▶ **TASK BRIEF**: Output every record below exactly as it appears.

(Dataset records)
= = =

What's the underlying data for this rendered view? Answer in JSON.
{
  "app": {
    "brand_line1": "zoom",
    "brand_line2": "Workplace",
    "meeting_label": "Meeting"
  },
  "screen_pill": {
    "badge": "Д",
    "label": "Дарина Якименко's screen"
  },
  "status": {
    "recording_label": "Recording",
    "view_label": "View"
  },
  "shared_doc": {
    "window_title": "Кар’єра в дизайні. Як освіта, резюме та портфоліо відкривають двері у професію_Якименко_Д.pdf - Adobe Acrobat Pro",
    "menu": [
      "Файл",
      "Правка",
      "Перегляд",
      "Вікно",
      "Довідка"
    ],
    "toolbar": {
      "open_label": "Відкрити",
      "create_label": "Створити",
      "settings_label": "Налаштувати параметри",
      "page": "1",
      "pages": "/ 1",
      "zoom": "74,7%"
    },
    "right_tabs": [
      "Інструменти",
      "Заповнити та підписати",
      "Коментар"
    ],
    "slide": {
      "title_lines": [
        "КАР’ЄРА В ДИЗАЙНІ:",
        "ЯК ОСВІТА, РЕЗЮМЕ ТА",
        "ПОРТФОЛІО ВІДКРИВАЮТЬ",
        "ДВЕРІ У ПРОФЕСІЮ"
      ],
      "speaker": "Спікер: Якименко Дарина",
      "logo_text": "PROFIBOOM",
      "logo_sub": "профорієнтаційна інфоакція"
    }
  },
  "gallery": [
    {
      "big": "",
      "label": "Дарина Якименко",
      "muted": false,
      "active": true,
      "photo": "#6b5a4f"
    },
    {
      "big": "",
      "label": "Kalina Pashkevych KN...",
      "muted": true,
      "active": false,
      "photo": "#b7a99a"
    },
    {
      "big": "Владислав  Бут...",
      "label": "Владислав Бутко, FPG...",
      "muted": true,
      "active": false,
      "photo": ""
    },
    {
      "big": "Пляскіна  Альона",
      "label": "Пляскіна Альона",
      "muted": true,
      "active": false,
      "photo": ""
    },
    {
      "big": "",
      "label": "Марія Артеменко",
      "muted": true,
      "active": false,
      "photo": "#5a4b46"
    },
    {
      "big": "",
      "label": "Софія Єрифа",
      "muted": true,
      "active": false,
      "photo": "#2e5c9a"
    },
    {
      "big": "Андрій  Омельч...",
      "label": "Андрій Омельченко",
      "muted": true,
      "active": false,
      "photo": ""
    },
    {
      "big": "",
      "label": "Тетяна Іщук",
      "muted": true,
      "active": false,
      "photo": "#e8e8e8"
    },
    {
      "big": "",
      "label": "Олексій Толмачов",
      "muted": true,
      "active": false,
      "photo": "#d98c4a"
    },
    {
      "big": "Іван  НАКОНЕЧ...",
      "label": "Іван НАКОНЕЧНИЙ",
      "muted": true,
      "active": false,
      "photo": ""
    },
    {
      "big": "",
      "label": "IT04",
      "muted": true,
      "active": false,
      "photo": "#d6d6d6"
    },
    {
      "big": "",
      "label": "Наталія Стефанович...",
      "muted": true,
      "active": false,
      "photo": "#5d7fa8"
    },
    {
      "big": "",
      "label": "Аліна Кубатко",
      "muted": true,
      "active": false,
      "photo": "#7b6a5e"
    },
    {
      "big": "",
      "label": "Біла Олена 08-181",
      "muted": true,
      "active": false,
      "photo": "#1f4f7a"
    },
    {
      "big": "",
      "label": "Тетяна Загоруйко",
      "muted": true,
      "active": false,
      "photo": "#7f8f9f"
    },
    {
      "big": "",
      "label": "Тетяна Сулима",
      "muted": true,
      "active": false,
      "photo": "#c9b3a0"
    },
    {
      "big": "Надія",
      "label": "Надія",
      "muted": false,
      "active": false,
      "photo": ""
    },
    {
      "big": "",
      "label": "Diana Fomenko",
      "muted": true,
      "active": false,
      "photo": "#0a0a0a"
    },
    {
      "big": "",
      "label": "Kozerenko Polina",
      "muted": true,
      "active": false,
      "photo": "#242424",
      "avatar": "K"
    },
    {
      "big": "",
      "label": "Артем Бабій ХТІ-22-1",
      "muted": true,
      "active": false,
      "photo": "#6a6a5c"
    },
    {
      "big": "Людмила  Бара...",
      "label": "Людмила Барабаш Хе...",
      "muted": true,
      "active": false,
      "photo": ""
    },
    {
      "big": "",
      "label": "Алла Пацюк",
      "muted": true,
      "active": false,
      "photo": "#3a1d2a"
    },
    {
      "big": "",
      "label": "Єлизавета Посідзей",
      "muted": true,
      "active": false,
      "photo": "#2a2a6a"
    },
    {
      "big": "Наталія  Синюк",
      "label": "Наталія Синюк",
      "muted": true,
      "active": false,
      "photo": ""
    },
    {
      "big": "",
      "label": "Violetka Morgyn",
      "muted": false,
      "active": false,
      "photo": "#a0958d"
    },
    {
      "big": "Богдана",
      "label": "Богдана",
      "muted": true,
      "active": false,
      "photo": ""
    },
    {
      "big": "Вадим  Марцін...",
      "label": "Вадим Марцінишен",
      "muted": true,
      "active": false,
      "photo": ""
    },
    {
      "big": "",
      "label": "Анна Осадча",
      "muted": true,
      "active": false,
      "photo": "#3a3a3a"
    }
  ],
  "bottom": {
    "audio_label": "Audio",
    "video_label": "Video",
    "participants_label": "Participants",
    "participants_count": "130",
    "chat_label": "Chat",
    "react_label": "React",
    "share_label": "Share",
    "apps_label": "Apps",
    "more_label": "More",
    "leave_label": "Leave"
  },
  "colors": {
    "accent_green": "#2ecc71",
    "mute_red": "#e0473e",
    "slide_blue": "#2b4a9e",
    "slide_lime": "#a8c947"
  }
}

= = =

▶ **ANSWER TO THIS EXERCISE**:
What's the underlying data for this rendered view? Answer in JSON.
{
  "app": {
    "brand_line1": "zoom",
    "brand_line2": "Workplace",
    "meeting_label": "Meeting"
  },
  "screen_pill": {
    "badge": "Д",
    "label": "Дарина Якименко's screen"
  },
  "status": {
    "recording_label": "Recording",
    "view_label": "View"
  },
  "shared_doc": {
    "window_title": "Кар’єра в дизайні. Як освіта, резюме та портфоліо відкривають двері у професію_Якименко_Д.pdf - Adobe Acrobat Pro",
    "menu": [
      "Файл",
      "Правка",
      "Перегляд",
      "Вікно",
      "Довідка"
    ],
    "toolbar": {
      "open_label": "Відкрити",
      "create_label": "Створити",
      "settings_label": "Налаштувати параметри",
      "page": "1",
      "pages": "/ 1",
      "zoom": "74,7%"
    },
    "right_tabs": [
      "Інструменти",
      "Заповнити та підписати",
      "Коментар"
    ],
    "slide": {
      "title_lines": [
        "КАР’ЄРА В ДИЗАЙНІ:",
        "ЯК ОСВІТА, РЕЗЮМЕ ТА",
        "ПОРТФОЛІО ВІДКРИВАЮТЬ",
        "ДВЕРІ У ПРОФЕСІЮ"
      ],
      "speaker": "Спікер: Якименко Дарина",
      "logo_text": "PROFIBOOM",
      "logo_sub": "профорієнтаційна інфоакція"
    }
  },
  "gallery": [
    {
      "big": "",
      "label": "Дарина Якименко",
      "muted": false,
      "active": true,
      "photo": "#6b5a4f"
    },
    {
      "big": "",
      "label": "Kalina Pashkevych KN...",
      "muted": true,
      "active": false,
      "photo": "#b7a99a"
    },
    {
      "big": "Владислав  Бут...",
      "label": "Владислав Бутко, FPG...",
      "muted": true,
      "active": false,
      "photo": ""
    },
    {
      "big": "Пляскіна  Альона",
      "label": "Пляскіна Альона",
      "muted": true,
      "active": false,
      "photo": ""
    },
    {
      "big": "",
      "label": "Марія Артеменко",
      "muted": true,
      "active": false,
      "photo": "#5a4b46"
    },
    {
      "big": "",
      "label": "Софія Єрифа",
      "muted": true,
      "active": false,
      "photo": "#2e5c9a"
    },
    {
      "big": "Андрій  Омельч...",
      "label": "Андрій Омельченко",
      "muted": true,
      "active": false,
      "photo": ""
    },
    {
      "big": "",
      "label": "Тетяна Іщук",
      "muted": true,
      "active": false,
      "photo": "#e8e8e8"
    },
    {
      "big": "",
      "label": "Олексій Толмачов",
      "muted": true,
      "active": false,
      "photo": "#d98c4a"
    },
    {
      "big": "Іван  НАКОНЕЧ...",
      "label": "Іван НАКОНЕЧНИЙ",
      "muted": true,
      "active": false,
      "photo": ""
    },
    {
      "big": "",
      "label": "IT04",
      "muted": true,
      "active": false,
      "photo": "#d6d6d6"
    },
    {
      "big": "",
      "label": "Наталія Стефанович...",
      "muted": true,
      "active": false,
      "photo": "#5d7fa8"
    },
    {
      "big": "",
      "label": "Аліна Кубатко",
      "muted": true,
      "active": false,
      "photo": "#7b6a5e"
    },
    {
      "big": "",
      "label": "Біла Олена 08-181",
      "muted": true,
      "active": false,
      "photo": "#1f4f7a"
    },
    {
      "big": "",
      "label": "Тетяна Загоруйко",
      "muted": true,
      "active": false,
      "photo": "#7f8f9f"
    },
    {
      "big": "",
      "label": "Тетяна Сулима",
      "muted": true,
      "active": false,
      "photo": "#c9b3a0"
    },
    {
      "big": "Надія",
      "label": "Надія",
      "muted": false,
      "active": false,
      "photo": ""
    },
    {
      "big": "",
      "label": "Diana Fomenko",
      "muted": true,
      "active": false,
      "photo": "#0a0a0a"
    },
    {
      "big": "",
      "label": "Kozerenko Polina",
      "muted": true,
      "active": false,
      "photo": "#242424",
      "avatar": "K"
    },
    {
      "big": "",
      "label": "Артем Бабій ХТІ-22-1",
      "muted": true,
      "active": false,
      "photo": "#6a6a5c"
    },
    {
      "big": "Людмила  Бара...",
      "label": "Людмила Барабаш Хе...",
      "muted": true,
      "active": false,
      "photo": ""
    },
    {
      "big": "",
      "label": "Алла Пацюк",
      "muted": true,
      "active": false,
      "photo": "#3a1d2a"
    },
    {
      "big": "",
      "label": "Єлизавета Посідзей",
      "muted": true,
      "active": false,
      "photo": "#2a2a6a"
    },
    {
      "big": "Наталія  Синюк",
      "label": "Наталія Синюк",
      "muted": true,
      "active": false,
      "photo": ""
    },
    {
      "big": "",
      "label": "Violetka Morgyn",
      "muted": false,
      "active": false,
      "photo": "#a0958d"
    },
    {
      "big": "Богдана",
      "label": "Богдана",
      "muted": true,
      "active": false,
      "photo": ""
    },
    {
      "big": "Вадим  Марцін...",
      "label": "Вадим Марцінишен",
      "muted": true,
      "active": false,
      "photo": ""
    },
    {
      "big": "",
      "label": "Анна Осадча",
      "muted": true,
      "active": false,
      "photo": "#3a3a3a"
    }
  ],
  "bottom": {
    "audio_label": "Audio",
    "video_label": "Video",
    "participants_label": "Participants",
    "participants_count": "130",
    "chat_label": "Chat",
    "react_label": "React",
    "share_label": "Share",
    "apps_label": "Apps",
    "more_label": "More",
    "leave_label": "Leave"
  },
  "colors": {
    "accent_green": "#2ecc71",
    "mute_red": "#e0473e",
    "slide_blue": "#2b4a9e",
    "slide_lime": "#a8c947"
  }
}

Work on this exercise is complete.